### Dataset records
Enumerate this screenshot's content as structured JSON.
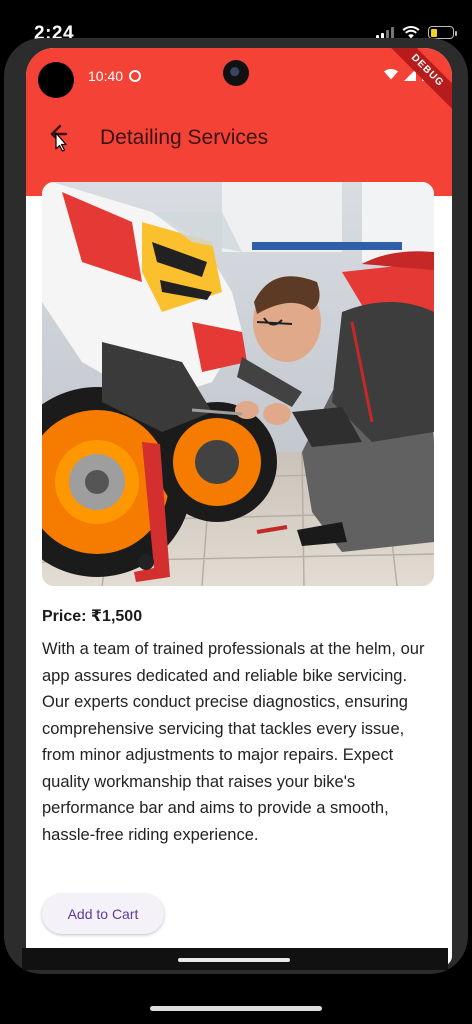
{
  "device": {
    "outer_time": "2:24",
    "inner_time": "10:40",
    "debug_label": "DEBUG"
  },
  "appbar": {
    "title": "Detailing Services",
    "back_icon": "arrow-back-icon"
  },
  "product": {
    "image_alt": "Mechanic servicing a sport motorbike",
    "price": "Price: ₹1,500",
    "description": "With a team of trained professionals at the helm, our app assures dedicated and reliable bike servicing. Our experts conduct precise diagnostics, ensuring comprehensive servicing that tackles every issue, from minor adjustments to major repairs. Expect quality workmanship that raises your bike's performance bar and aims to provide a smooth, hassle-free riding experience.",
    "add_to_cart_label": "Add to Cart"
  },
  "colors": {
    "appbar": "#f44336",
    "button_text": "#5a3e9a",
    "button_bg": "#f5f1f8"
  }
}
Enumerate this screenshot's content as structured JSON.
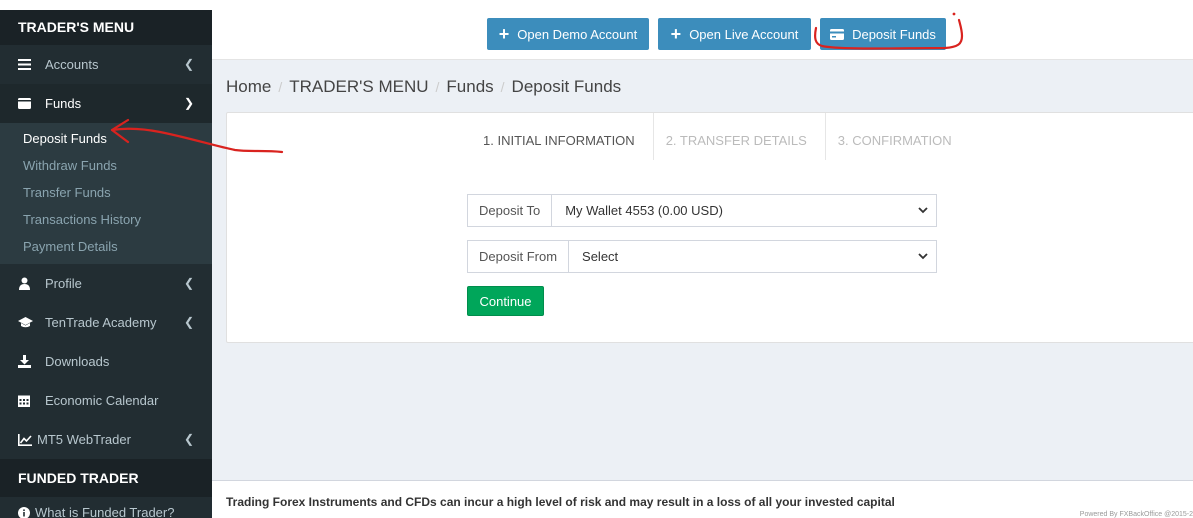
{
  "sidebar": {
    "header": "TRADER'S MENU",
    "accounts": "Accounts",
    "funds": "Funds",
    "funds_sub": [
      "Deposit Funds",
      "Withdraw Funds",
      "Transfer Funds",
      "Transactions History",
      "Payment Details"
    ],
    "profile": "Profile",
    "academy": "TenTrade Academy",
    "downloads": "Downloads",
    "calendar": "Economic Calendar",
    "webtrader": "MT5 WebTrader",
    "funded_header": "FUNDED TRADER",
    "what_is": "What is Funded Trader?"
  },
  "navbar": {
    "demo": "Open Demo Account",
    "live": "Open Live Account",
    "deposit": "Deposit Funds"
  },
  "breadcrumb": [
    "Home",
    "TRADER'S MENU",
    "Funds",
    "Deposit Funds"
  ],
  "steps": [
    "1. INITIAL INFORMATION",
    "2. TRANSFER DETAILS",
    "3. CONFIRMATION"
  ],
  "form": {
    "deposit_to_label": "Deposit To",
    "deposit_to_value": "My Wallet 4553 (0.00 USD)",
    "deposit_from_label": "Deposit From",
    "deposit_from_value": "Select",
    "continue": "Continue"
  },
  "footer": {
    "warning": "Trading Forex Instruments and CFDs can incur a high level of risk and may result in a loss of all your invested capital",
    "powered": "Powered By FXBackOffice @2015-2"
  },
  "colors": {
    "sidebar_bg": "#222d32",
    "primary": "#3c8dbc",
    "success": "#00a65a",
    "annotation": "#d9231f"
  }
}
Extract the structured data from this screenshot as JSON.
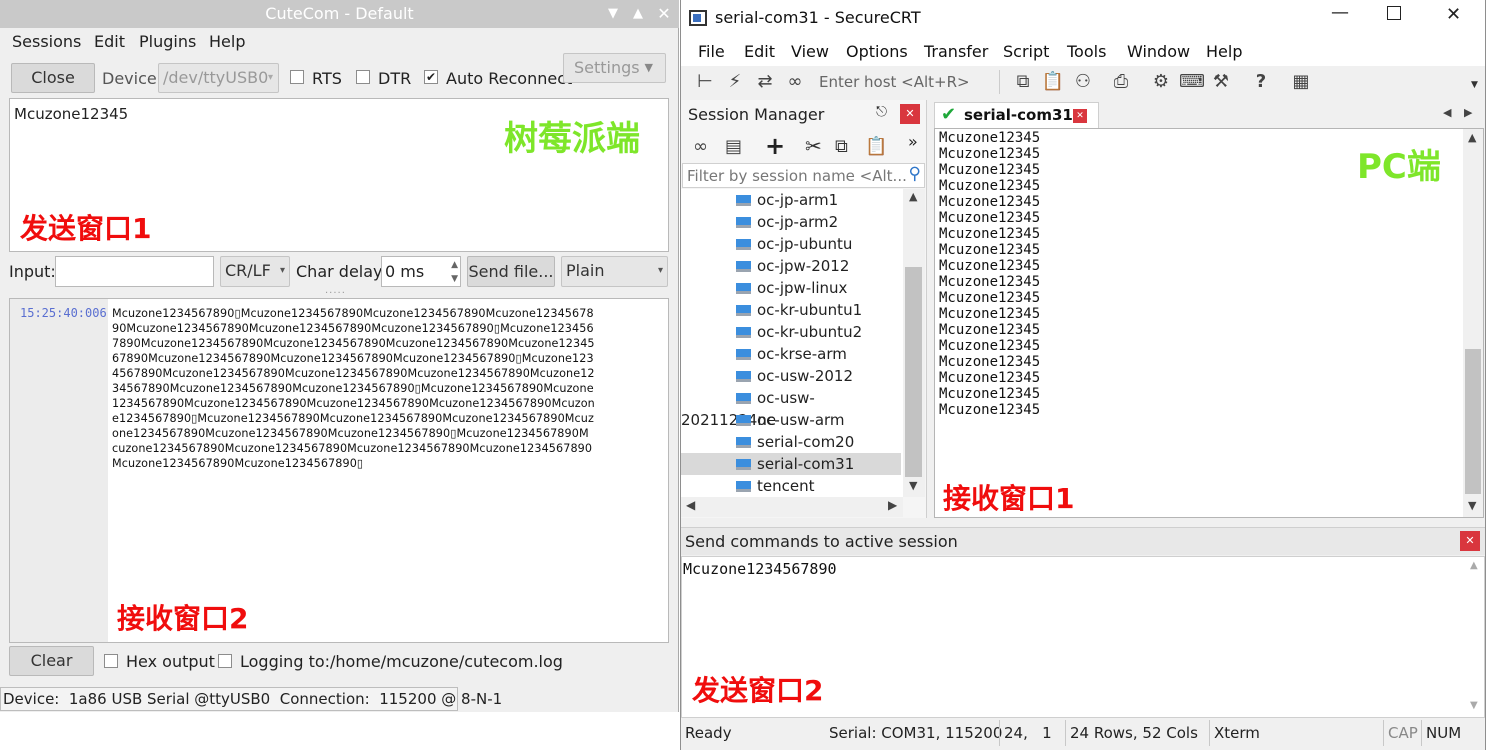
{
  "cutecom": {
    "window_title": "CuteCom - Default",
    "menu": [
      "Sessions",
      "Edit",
      "Plugins",
      "Help"
    ],
    "close_button": "Close",
    "device_label": "Device:",
    "device_value": "/dev/ttyUSB0",
    "rts_label": "RTS",
    "dtr_label": "DTR",
    "auto_reconnect_label": "Auto Reconnect",
    "settings_label": "Settings",
    "send_text": "Mcuzone12345",
    "annotation_title": "树莓派端",
    "annotation_send": "发送窗口1",
    "input_label": "Input:",
    "line_end": "CR/LF",
    "char_delay_label": "Char delay:",
    "char_delay_value": "0 ms",
    "send_file_button": "Send file...",
    "format": "Plain",
    "timestamp": "15:25:40:006",
    "received_lines": [
      "Mcuzone1234567890▯Mcuzone1234567890Mcuzone1234567890Mcuzone12345678",
      "90Mcuzone1234567890Mcuzone1234567890Mcuzone1234567890▯Mcuzone123456",
      "7890Mcuzone1234567890Mcuzone1234567890Mcuzone1234567890Mcuzone12345",
      "67890Mcuzone1234567890Mcuzone1234567890Mcuzone1234567890▯Mcuzone123",
      "4567890Mcuzone1234567890Mcuzone1234567890Mcuzone1234567890Mcuzone12",
      "34567890Mcuzone1234567890Mcuzone1234567890▯Mcuzone1234567890Mcuzone",
      "1234567890Mcuzone1234567890Mcuzone1234567890Mcuzone1234567890Mcuzon",
      "e1234567890▯Mcuzone1234567890Mcuzone1234567890Mcuzone1234567890Mcuz",
      "one1234567890Mcuzone1234567890Mcuzone1234567890▯Mcuzone1234567890M",
      "cuzone1234567890Mcuzone1234567890Mcuzone1234567890Mcuzone1234567890",
      "Mcuzone1234567890Mcuzone1234567890▯"
    ],
    "annotation_receive": "接收窗口2",
    "clear_button": "Clear",
    "hex_output_label": "Hex output",
    "logging_label": "Logging to:",
    "log_path": "/home/mcuzone/cutecom.log",
    "status_bar": "Device:  1a86 USB Serial @ttyUSB0  Connection:  115200 @ 8-N-1"
  },
  "securecrt": {
    "window_title": "serial-com31 - SecureCRT",
    "menu": [
      "File",
      "Edit",
      "View",
      "Options",
      "Transfer",
      "Script",
      "Tools",
      "Window",
      "Help"
    ],
    "enter_host_placeholder": "Enter host <Alt+R>",
    "session_manager_title": "Session Manager",
    "filter_placeholder": "Filter by session name <Alt...",
    "sessions": [
      "oc-jp-arm1",
      "oc-jp-arm2",
      "oc-jp-ubuntu",
      "oc-jpw-2012",
      "oc-jpw-linux",
      "oc-kr-ubuntu1",
      "oc-kr-ubuntu2",
      "oc-krse-arm",
      "oc-usw-2012",
      "oc-usw-20211224ne",
      "oc-usw-arm",
      "serial-com20",
      "serial-com31",
      "tencent"
    ],
    "selected_session": "serial-com31",
    "tab_label": "serial-com31",
    "terminal_lines": [
      "Mcuzone12345",
      "Mcuzone12345",
      "Mcuzone12345",
      "Mcuzone12345",
      "Mcuzone12345",
      "Mcuzone12345",
      "Mcuzone12345",
      "Mcuzone12345",
      "Mcuzone12345",
      "Mcuzone12345",
      "Mcuzone12345",
      "Mcuzone12345",
      "Mcuzone12345",
      "Mcuzone12345",
      "Mcuzone12345",
      "Mcuzone12345",
      "Mcuzone12345",
      "Mcuzone12345"
    ],
    "annotation_pc": "PC端",
    "annotation_receive": "接收窗口1",
    "send_commands_title": "Send commands to active session",
    "command_text": "Mcuzone1234567890",
    "annotation_send": "发送窗口2",
    "status": {
      "ready": "Ready",
      "serial": "Serial: COM31, 115200",
      "position": "24,   1",
      "size": "24 Rows, 52 Cols",
      "term": "Xterm",
      "cap": "CAP",
      "num": "NUM"
    }
  },
  "colors": {
    "annotation_red": "#f00d0d",
    "annotation_green": "#7ee62a",
    "timestamp_blue": "#5a6fd1",
    "close_red": "#d9363e",
    "selection_grey": "#d9d9d9"
  }
}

### PROBLEM STATEMENT
Retype all entries exactly as they appear, dropping the images.

### ANSWER TO THIS EXERCISE
Enumerate this screenshot's content as structured JSON.
{
  "device": {
    "outer_time": "2:24",
    "inner_time": "10:40",
    "debug_label": "DEBUG"
  },
  "appbar": {
    "title": "Detailing Services",
    "back_icon": "arrow-back-icon"
  },
  "product": {
    "image_alt": "Mechanic servicing a sport motorbike",
    "price": "Price: ₹1,500",
    "description": "With a team of trained professionals at the helm, our app assures dedicated and reliable bike servicing. Our experts conduct precise diagnostics, ensuring comprehensive servicing that tackles every issue, from minor adjustments to major repairs. Expect quality workmanship that raises your bike's performance bar and aims to provide a smooth, hassle-free riding experience.",
    "add_to_cart_label": "Add to Cart"
  },
  "colors": {
    "appbar": "#f44336",
    "button_text": "#5a3e9a",
    "button_bg": "#f5f1f8"
  }
}
Enumerate this screenshot's content as structured JSON.
{
  "sidebar": {
    "header": "TRADER'S MENU",
    "accounts": "Accounts",
    "funds": "Funds",
    "funds_sub": [
      "Deposit Funds",
      "Withdraw Funds",
      "Transfer Funds",
      "Transactions History",
      "Payment Details"
    ],
    "profile": "Profile",
    "academy": "TenTrade Academy",
    "downloads": "Downloads",
    "calendar": "Economic Calendar",
    "webtrader": "MT5 WebTrader",
    "funded_header": "FUNDED TRADER",
    "what_is": "What is Funded Trader?"
  },
  "navbar": {
    "demo": "Open Demo Account",
    "live": "Open Live Account",
    "deposit": "Deposit Funds"
  },
  "breadcrumb": [
    "Home",
    "TRADER'S MENU",
    "Funds",
    "Deposit Funds"
  ],
  "steps": [
    "1. INITIAL INFORMATION",
    "2. TRANSFER DETAILS",
    "3. CONFIRMATION"
  ],
  "form": {
    "deposit_to_label": "Deposit To",
    "deposit_to_value": "My Wallet 4553 (0.00 USD)",
    "deposit_from_label": "Deposit From",
    "deposit_from_value": "Select",
    "continue": "Continue"
  },
  "footer": {
    "warning": "Trading Forex Instruments and CFDs can incur a high level of risk and may result in a loss of all your invested capital",
    "powered": "Powered By FXBackOffice @2015-2"
  },
  "colors": {
    "sidebar_bg": "#222d32",
    "primary": "#3c8dbc",
    "success": "#00a65a",
    "annotation": "#d9231f"
  }
}
Extract the structured data from this screenshot as JSON.
{
  "cutecom": {
    "window_title": "CuteCom - Default",
    "menu": [
      "Sessions",
      "Edit",
      "Plugins",
      "Help"
    ],
    "close_button": "Close",
    "device_label": "Device:",
    "device_value": "/dev/ttyUSB0",
    "rts_label": "RTS",
    "dtr_label": "DTR",
    "auto_reconnect_label": "Auto Reconnect",
    "settings_label": "Settings",
    "send_text": "Mcuzone12345",
    "annotation_title": "树莓派端",
    "annotation_send": "发送窗口1",
    "input_label": "Input:",
    "line_end": "CR/LF",
    "char_delay_label": "Char delay:",
    "char_delay_value": "0 ms",
    "send_file_button": "Send file...",
    "format": "Plain",
    "timestamp": "15:25:40:006",
    "received_lines": [
      "Mcuzone1234567890▯Mcuzone1234567890Mcuzone1234567890Mcuzone12345678",
      "90Mcuzone1234567890Mcuzone1234567890Mcuzone1234567890▯Mcuzone123456",
      "7890Mcuzone1234567890Mcuzone1234567890Mcuzone1234567890Mcuzone12345",
      "67890Mcuzone1234567890Mcuzone1234567890Mcuzone1234567890▯Mcuzone123",
      "4567890Mcuzone1234567890Mcuzone1234567890Mcuzone1234567890Mcuzone12",
      "34567890Mcuzone1234567890Mcuzone1234567890▯Mcuzone1234567890Mcuzone",
      "1234567890Mcuzone1234567890Mcuzone1234567890Mcuzone1234567890Mcuzon",
      "e1234567890▯Mcuzone1234567890Mcuzone1234567890Mcuzone1234567890Mcuz",
      "one1234567890Mcuzone1234567890Mcuzone1234567890▯Mcuzone1234567890M",
      "cuzone1234567890Mcuzone1234567890Mcuzone1234567890Mcuzone1234567890",
      "Mcuzone1234567890Mcuzone1234567890▯"
    ],
    "annotation_receive": "接收窗口2",
    "clear_button": "Clear",
    "hex_output_label": "Hex output",
    "logging_label": "Logging to:",
    "log_path": "/home/mcuzone/cutecom.log",
    "status_bar": "Device:  1a86 USB Serial @ttyUSB0  Connection:  115200 @ 8-N-1"
  },
  "securecrt": {
    "window_title": "serial-com31 - SecureCRT",
    "menu": [
      "File",
      "Edit",
      "View",
      "Options",
      "Transfer",
      "Script",
      "Tools",
      "Window",
      "Help"
    ],
    "enter_host_placeholder": "Enter host <Alt+R>",
    "session_manager_title": "Session Manager",
    "filter_placeholder": "Filter by session name <Alt...",
    "sessions": [
      "oc-jp-arm1",
      "oc-jp-arm2",
      "oc-jp-ubuntu",
      "oc-jpw-2012",
      "oc-jpw-linux",
      "oc-kr-ubuntu1",
      "oc-kr-ubuntu2",
      "oc-krse-arm",
      "oc-usw-2012",
      "oc-usw-20211224ne",
      "oc-usw-arm",
      "serial-com20",
      "serial-com31",
      "tencent"
    ],
    "selected_session": "serial-com31",
    "tab_label": "serial-com31",
    "terminal_lines": [
      "Mcuzone12345",
      "Mcuzone12345",
      "Mcuzone12345",
      "Mcuzone12345",
      "Mcuzone12345",
      "Mcuzone12345",
      "Mcuzone12345",
      "Mcuzone12345",
      "Mcuzone12345",
      "Mcuzone12345",
      "Mcuzone12345",
      "Mcuzone12345",
      "Mcuzone12345",
      "Mcuzone12345",
      "Mcuzone12345",
      "Mcuzone12345",
      "Mcuzone12345",
      "Mcuzone12345"
    ],
    "annotation_pc": "PC端",
    "annotation_receive": "接收窗口1",
    "send_commands_title": "Send commands to active session",
    "command_text": "Mcuzone1234567890",
    "annotation_send": "发送窗口2",
    "status": {
      "ready": "Ready",
      "serial": "Serial: COM31, 115200",
      "position": "24,   1",
      "size": "24 Rows, 52 Cols",
      "term": "Xterm",
      "cap": "CAP",
      "num": "NUM"
    }
  },
  "colors": {
    "annotation_red": "#f00d0d",
    "annotation_green": "#7ee62a",
    "timestamp_blue": "#5a6fd1",
    "close_red": "#d9363e",
    "selection_grey": "#d9d9d9"
  }
}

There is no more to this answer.